▸ Document segment

□ □ □

Keep an eye out for updates as we publish them here and on LinkedIn.
You may have seen something like this infographic before. We like it - not because it is searingly accurate, but because it is a simple aid to telling a story. As with any analogy, if you push it too hard it will fall over. However, with each section being meaningful, we can use it as a framework to tell the story of how we can help transform your business by turning your raw data into actionable, impactful insights to deliver positive business change.
Over the coming weeks, we will visit each stage in the journey from raw, unrefined data through to analysis, insight and action – using this simple device to tie the story together. We will talk about moving from the realm of enablement into the realm of positive business change and how you can make this happen. In this series of posts, we want to shed some light on how we help organisations at any level of data maturity make the best use of the data they have, and how this can be tied to business goals.
We will also be talking about the techniques, analyses, models and approaches we use to deliver real benefit in the realm of positive business change - the real game-changing things which sit within the Data Analysis & Modelling phase. We will talk about why a particular model or analysis can be of use, and how you can start to identify these opportunities within your business.
As we post updates to this series on LinkedIn, we will bring each element together here, so you can see the story building and how each of those elements fit together.

□ □ □

▸ Rows

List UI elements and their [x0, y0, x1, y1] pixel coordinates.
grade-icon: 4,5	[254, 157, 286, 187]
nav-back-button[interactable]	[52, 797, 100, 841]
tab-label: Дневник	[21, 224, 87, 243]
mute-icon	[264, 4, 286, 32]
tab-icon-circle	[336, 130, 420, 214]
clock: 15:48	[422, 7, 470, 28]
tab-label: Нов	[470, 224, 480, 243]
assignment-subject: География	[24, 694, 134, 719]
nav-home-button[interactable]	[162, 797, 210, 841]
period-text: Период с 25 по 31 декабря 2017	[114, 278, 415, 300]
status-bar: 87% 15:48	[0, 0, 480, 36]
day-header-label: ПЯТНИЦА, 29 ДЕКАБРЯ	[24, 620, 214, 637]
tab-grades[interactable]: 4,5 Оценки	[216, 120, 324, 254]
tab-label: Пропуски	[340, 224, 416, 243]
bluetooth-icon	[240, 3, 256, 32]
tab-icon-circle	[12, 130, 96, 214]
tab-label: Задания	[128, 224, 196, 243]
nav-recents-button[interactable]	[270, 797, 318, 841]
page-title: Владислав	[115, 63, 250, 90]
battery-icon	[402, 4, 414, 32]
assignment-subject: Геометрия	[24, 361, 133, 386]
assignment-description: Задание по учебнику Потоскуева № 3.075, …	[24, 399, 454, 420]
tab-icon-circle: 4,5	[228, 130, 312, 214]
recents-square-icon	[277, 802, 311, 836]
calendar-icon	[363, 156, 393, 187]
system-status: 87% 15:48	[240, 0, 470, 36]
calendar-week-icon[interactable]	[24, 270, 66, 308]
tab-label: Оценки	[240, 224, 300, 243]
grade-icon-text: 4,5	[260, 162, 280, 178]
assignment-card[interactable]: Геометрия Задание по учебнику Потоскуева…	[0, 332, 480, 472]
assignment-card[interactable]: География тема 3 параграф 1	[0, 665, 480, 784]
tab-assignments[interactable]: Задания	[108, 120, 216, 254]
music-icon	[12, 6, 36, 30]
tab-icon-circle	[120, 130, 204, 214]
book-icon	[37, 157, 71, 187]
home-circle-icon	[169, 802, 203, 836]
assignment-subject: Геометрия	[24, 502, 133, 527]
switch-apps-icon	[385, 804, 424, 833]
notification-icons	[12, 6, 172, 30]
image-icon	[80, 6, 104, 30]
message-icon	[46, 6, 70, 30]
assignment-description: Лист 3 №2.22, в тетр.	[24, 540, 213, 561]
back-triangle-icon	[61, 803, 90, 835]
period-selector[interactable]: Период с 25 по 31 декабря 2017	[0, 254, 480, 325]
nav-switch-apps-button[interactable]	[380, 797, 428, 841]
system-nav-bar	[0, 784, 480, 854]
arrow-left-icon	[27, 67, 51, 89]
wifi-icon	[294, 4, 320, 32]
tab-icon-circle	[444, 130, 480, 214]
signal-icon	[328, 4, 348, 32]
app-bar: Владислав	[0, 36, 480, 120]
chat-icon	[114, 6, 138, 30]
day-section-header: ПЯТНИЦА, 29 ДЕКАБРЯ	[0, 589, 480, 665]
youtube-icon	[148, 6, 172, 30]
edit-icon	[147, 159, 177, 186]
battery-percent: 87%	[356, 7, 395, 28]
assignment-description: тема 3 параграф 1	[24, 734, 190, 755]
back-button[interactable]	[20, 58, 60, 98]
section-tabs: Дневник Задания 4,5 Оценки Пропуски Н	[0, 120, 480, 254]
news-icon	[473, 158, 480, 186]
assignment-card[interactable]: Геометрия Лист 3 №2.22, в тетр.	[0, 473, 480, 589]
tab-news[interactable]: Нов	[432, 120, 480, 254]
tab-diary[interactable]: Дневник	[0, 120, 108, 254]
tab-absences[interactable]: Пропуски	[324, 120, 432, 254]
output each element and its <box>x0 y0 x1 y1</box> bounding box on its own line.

□ □ □

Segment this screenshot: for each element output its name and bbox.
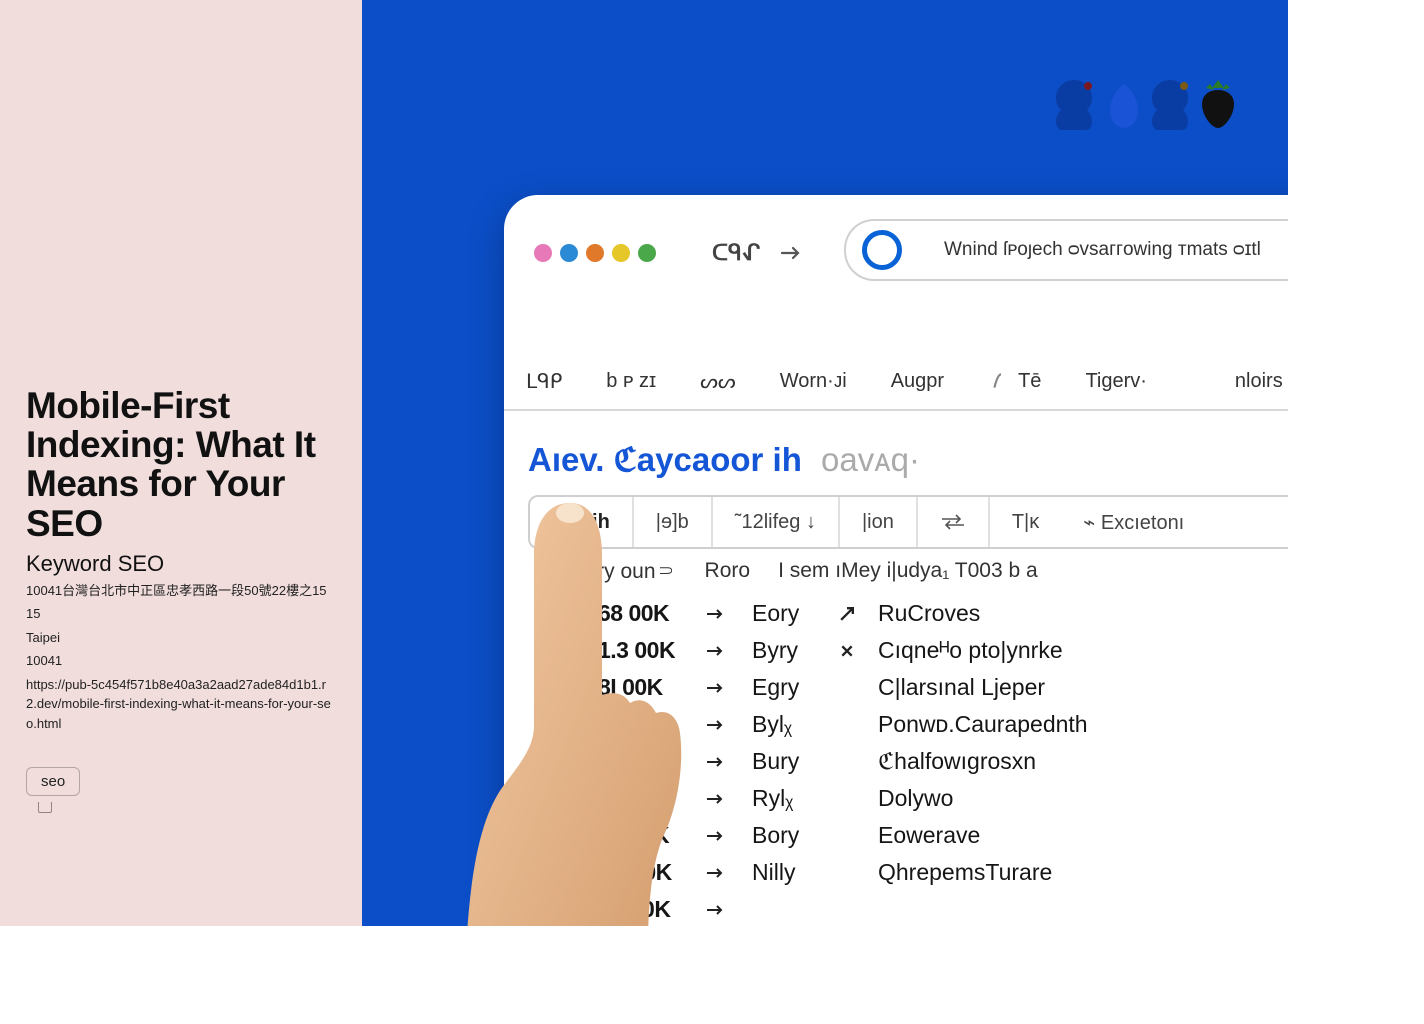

□ □ □

▸ Given problem 1
In the passage about the data-to-insight blog series, list the four kinds of things the authors say they will be talking about in the Data Analysis & Modelling phase.
▸ Given problem 2
Write the next part of the passage about the data-to-insight blog series, picking up after its last sentence.

▸ Written answer 1
techniques, analyses, models, approaches

▸ Written answer 2
The Data Collection phase in the data story is concerned with two key concepts – Discovery and Acquisition. Discovery is the process through which we gain a deep understanding of our client’s business, the people involved with the processing and use of data, the current systems that perform that processing, the formal and informal processes in place and current and future requirements. Acquisition is the process of putting in place systems and process to gather each data set from around the business into a central location.
Using the analogy, you could imagine that this is process of asking your household where all the Lego sets are, going around and finding them, and then putting them all in a pile in the living room ready to sort.
Data Collection: Discovery
The importance of the discovery phase cannot be overstated – this part of the story lays the foundations on which the remaining parts are built. By diligently working with the client to really understand the what, where, who, why and when of data within the organisation, we can prepare all parties for the road ahead. In general there are five areas of work in the discovery phase that we concentrate on: People, Systems, Processes, Data and Access – however this may change depending on the size, type and maturity of the business. A key asset from the discovery process is a clear understanding of requirements – sometimes the client has a clear vision of what they want, and sometimes we partner with the business to help define that vision.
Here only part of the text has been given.